Every line below should be repeated exactly.

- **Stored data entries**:
>> begin
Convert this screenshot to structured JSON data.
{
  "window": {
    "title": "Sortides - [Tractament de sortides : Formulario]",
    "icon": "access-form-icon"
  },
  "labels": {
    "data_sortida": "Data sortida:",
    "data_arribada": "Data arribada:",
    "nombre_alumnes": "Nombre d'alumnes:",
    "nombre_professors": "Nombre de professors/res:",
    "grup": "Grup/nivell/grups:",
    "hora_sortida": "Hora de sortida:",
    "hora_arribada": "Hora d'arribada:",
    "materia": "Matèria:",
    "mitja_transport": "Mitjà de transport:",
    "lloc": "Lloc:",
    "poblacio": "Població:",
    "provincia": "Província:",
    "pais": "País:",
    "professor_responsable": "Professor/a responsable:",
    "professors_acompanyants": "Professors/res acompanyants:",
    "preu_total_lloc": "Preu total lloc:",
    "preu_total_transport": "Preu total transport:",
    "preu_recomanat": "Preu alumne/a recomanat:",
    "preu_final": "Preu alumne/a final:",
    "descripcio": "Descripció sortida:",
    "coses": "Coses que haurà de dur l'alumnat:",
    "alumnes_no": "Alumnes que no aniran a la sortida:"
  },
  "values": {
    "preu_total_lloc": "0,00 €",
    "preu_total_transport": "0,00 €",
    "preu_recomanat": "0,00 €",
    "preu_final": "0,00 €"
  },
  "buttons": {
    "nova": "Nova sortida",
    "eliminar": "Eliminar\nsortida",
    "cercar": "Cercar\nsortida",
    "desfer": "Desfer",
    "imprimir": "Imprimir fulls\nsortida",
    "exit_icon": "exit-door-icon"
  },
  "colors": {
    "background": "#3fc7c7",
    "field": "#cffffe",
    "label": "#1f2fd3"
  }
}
>> end
- **Output of the task**:
Convert this screenshot to structured JSON data.
{
  "window": {
    "title": "Sortides - [Tractament de sortides : Formulario]",
    "icon": "access-form-icon"
  },
  "labels": {
    "data_sortida": "Data sortida:",
    "data_arribada": "Data arribada:",
    "nombre_alumnes": "Nombre d'alumnes:",
    "nombre_professors": "Nombre de professors/res:",
    "grup": "Grup/nivell/grups:",
    "hora_sortida": "Hora de sortida:",
    "hora_arribada": "Hora d'arribada:",
    "materia": "Matèria:",
    "mitja_transport": "Mitjà de transport:",
    "lloc": "Lloc:",
    "poblacio": "Població:",
    "provincia": "Província:",
    "pais": "País:",
    "professor_responsable": "Professor/a responsable:",
    "professors_acompanyants": "Professors/res acompanyants:",
    "preu_total_lloc": "Preu total lloc:",
    "preu_total_transport": "Preu total transport:",
    "preu_recomanat": "Preu alumne/a recomanat:",
    "preu_final": "Preu alumne/a final:",
    "descripcio": "Descripció sortida:",
    "coses": "Coses que haurà de dur l'alumnat:",
    "alumnes_no": "Alumnes que no aniran a la sortida:"
  },
  "values": {
    "preu_total_lloc": "0,00 €",
    "preu_total_transport": "0,00 €",
    "preu_recomanat": "0,00 €",
    "preu_final": "0,00 €"
  },
  "buttons": {
    "nova": "Nova sortida",
    "eliminar": "Eliminar\nsortida",
    "cercar": "Cercar\nsortida",
    "desfer": "Desfer",
    "imprimir": "Imprimir fulls\nsortida",
    "exit_icon": "exit-door-icon"
  },
  "colors": {
    "background": "#3fc7c7",
    "field": "#cffffe",
    "label": "#1f2fd3"
  }
}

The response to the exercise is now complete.